Your instructions :: Reproduce the data below in full and exclude every picture.

(Entries taken from a collection)
+ + + + +

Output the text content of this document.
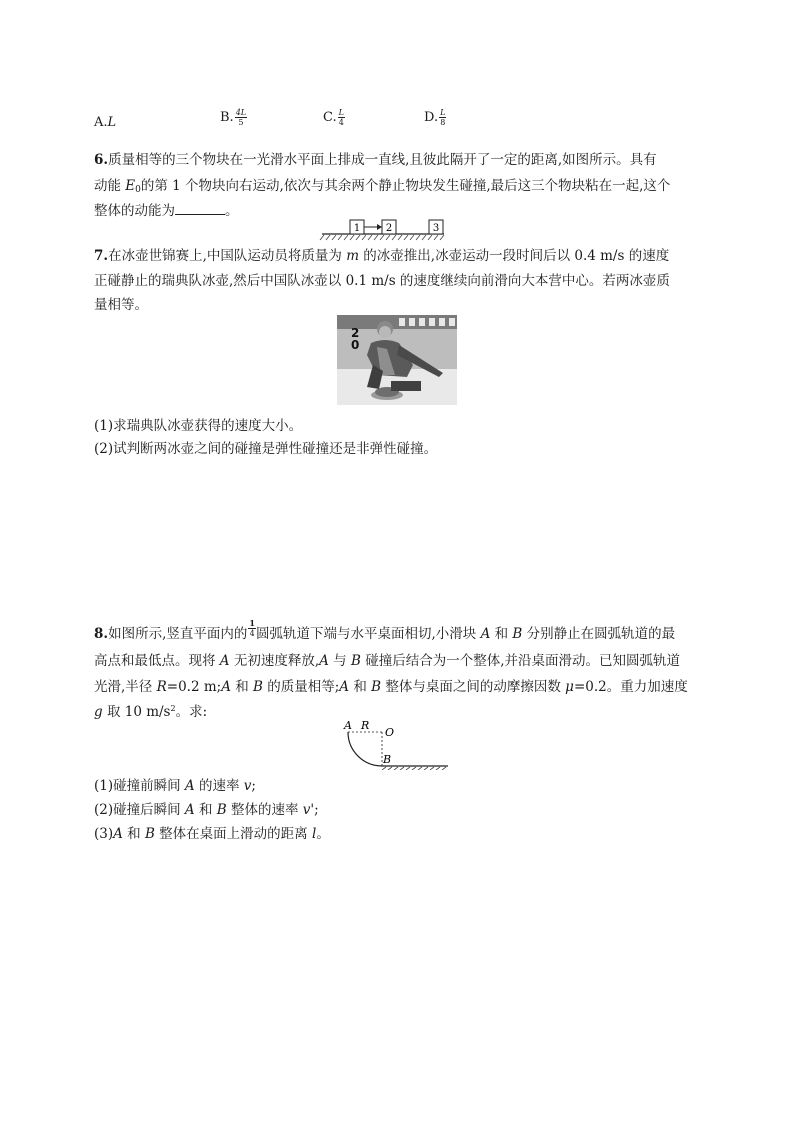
A.L	B. $\frac{4L}{5}$	C. $\frac{L}{4}$	D. $\frac{L}{8}$
6.质量相等的三个物块在一光滑水平面上排成一直线,且彼此隔开了一定的距离,如图所示。具有
动能 $E_0$的第 1 个物块向右运动,依次与其余两个静止物块发生碰撞,最后这三个物块粘在一起,这个
整体的动能为	。
1	2	3
7.在冰壶世锦赛上,中国队运动员将质量为 m 的冰壶推出,冰壶运动一段时间后以 0.4 m/s 的速度
正碰静止的瑞典队冰壶,然后中国队冰壶以 0.1 m/s 的速度继续向前滑向大本营中心。若两冰壶质
量相等。
20
(1)求瑞典队冰壶获得的速度大小。
(2)试判断两冰壶之间的碰撞是弹性碰撞还是非弹性碰撞。
8.如图所示,竖直平面内的 $\frac{1}{4}$ 圆弧轨道下端与水平桌面相切,小滑块 A 和 B 分别静止在圆弧轨道的最
高点和最低点。现将 A 无初速度释放,A 与 B 碰撞后结合为一个整体,并沿桌面滑动。已知圆弧轨道
光滑,半径 R=0.2 m;A 和 B 的质量相等;A 和 B 整体与桌面之间的动摩擦因数 μ=0.2。重力加速度
g 取 10 $m/s^2$。求:
A R
O
B
(1)碰撞前瞬间 A 的速率 v;
(2)碰撞后瞬间 A 和 B 整体的速率 v';
(3)A 和 B 整体在桌面上滑动的距离 l。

+ + + + +

Reply ::
Output the text content of this document.
A.L	B. $\frac{4L}{5}$	C. $\frac{L}{4}$	D. $\frac{L}{8}$
6.质量相等的三个物块在一光滑水平面上排成一直线,且彼此隔开了一定的距离,如图所示。具有
动能 $E_0$的第 1 个物块向右运动,依次与其余两个静止物块发生碰撞,最后这三个物块粘在一起,这个
整体的动能为	。
1	2	3
7.在冰壶世锦赛上,中国队运动员将质量为 m 的冰壶推出,冰壶运动一段时间后以 0.4 m/s 的速度
正碰静止的瑞典队冰壶,然后中国队冰壶以 0.1 m/s 的速度继续向前滑向大本营中心。若两冰壶质
量相等。
20
(1)求瑞典队冰壶获得的速度大小。
(2)试判断两冰壶之间的碰撞是弹性碰撞还是非弹性碰撞。
8.如图所示,竖直平面内的 $\frac{1}{4}$ 圆弧轨道下端与水平桌面相切,小滑块 A 和 B 分别静止在圆弧轨道的最
高点和最低点。现将 A 无初速度释放,A 与 B 碰撞后结合为一个整体,并沿桌面滑动。已知圆弧轨道
光滑,半径 R=0.2 m;A 和 B 的质量相等;A 和 B 整体与桌面之间的动摩擦因数 μ=0.2。重力加速度
g 取 10 $m/s^2$。求:
A R
O
B
(1)碰撞前瞬间 A 的速率 v;
(2)碰撞后瞬间 A 和 B 整体的速率 v';
(3)A 和 B 整体在桌面上滑动的距离 l。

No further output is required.